Start Extracted information
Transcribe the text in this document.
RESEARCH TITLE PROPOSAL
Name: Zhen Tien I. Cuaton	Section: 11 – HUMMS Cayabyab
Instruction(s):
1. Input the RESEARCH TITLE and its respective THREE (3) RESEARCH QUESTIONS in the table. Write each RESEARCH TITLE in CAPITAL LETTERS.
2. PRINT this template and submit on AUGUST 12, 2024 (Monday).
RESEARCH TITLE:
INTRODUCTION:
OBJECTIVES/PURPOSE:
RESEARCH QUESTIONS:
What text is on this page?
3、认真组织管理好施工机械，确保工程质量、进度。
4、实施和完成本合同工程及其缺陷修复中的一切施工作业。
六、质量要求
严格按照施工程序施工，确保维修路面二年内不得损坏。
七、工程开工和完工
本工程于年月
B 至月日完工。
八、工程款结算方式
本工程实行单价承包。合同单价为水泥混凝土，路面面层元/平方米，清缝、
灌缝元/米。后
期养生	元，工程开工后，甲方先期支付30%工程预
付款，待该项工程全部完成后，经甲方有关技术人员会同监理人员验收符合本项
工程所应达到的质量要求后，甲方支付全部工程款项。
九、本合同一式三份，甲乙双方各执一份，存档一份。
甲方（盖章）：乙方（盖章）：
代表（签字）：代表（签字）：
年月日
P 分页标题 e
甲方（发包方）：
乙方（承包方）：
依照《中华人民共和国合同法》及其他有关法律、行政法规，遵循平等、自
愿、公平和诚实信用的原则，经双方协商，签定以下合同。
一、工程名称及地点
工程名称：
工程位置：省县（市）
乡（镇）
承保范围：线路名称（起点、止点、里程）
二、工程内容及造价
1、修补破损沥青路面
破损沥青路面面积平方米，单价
End Extracted information
■ Instruction:
The entries above must be returned exactly.

■ Solution for this exercise:
Transcribe the text in this document.
RESEARCH TITLE PROPOSAL
Name: Zhen Tien I. Cuaton	Section: 11 – HUMMS Cayabyab
Instruction(s):
1. Input the RESEARCH TITLE and its respective THREE (3) RESEARCH QUESTIONS in the table. Write each RESEARCH TITLE in CAPITAL LETTERS.
2. PRINT this template and submit on AUGUST 12, 2024 (Monday).
RESEARCH TITLE:
INTRODUCTION:
OBJECTIVES/PURPOSE:
RESEARCH QUESTIONS:
What text is on this page?
3、认真组织管理好施工机械，确保工程质量、进度。
4、实施和完成本合同工程及其缺陷修复中的一切施工作业。
六、质量要求
严格按照施工程序施工，确保维修路面二年内不得损坏。
七、工程开工和完工
本工程于年月
B 至月日完工。
八、工程款结算方式
本工程实行单价承包。合同单价为水泥混凝土，路面面层元/平方米，清缝、
灌缝元/米。后
期养生	元，工程开工后，甲方先期支付30%工程预
付款，待该项工程全部完成后，经甲方有关技术人员会同监理人员验收符合本项
工程所应达到的质量要求后，甲方支付全部工程款项。
九、本合同一式三份，甲乙双方各执一份，存档一份。
甲方（盖章）：乙方（盖章）：
代表（签字）：代表（签字）：
年月日
P 分页标题 e
甲方（发包方）：
乙方（承包方）：
依照《中华人民共和国合同法》及其他有关法律、行政法规，遵循平等、自
愿、公平和诚实信用的原则，经双方协商，签定以下合同。
一、工程名称及地点
工程名称：
工程位置：省县（市）
乡（镇）
承保范围：线路名称（起点、止点、里程）
二、工程内容及造价
1、修补破损沥青路面
破损沥青路面面积平方米，单价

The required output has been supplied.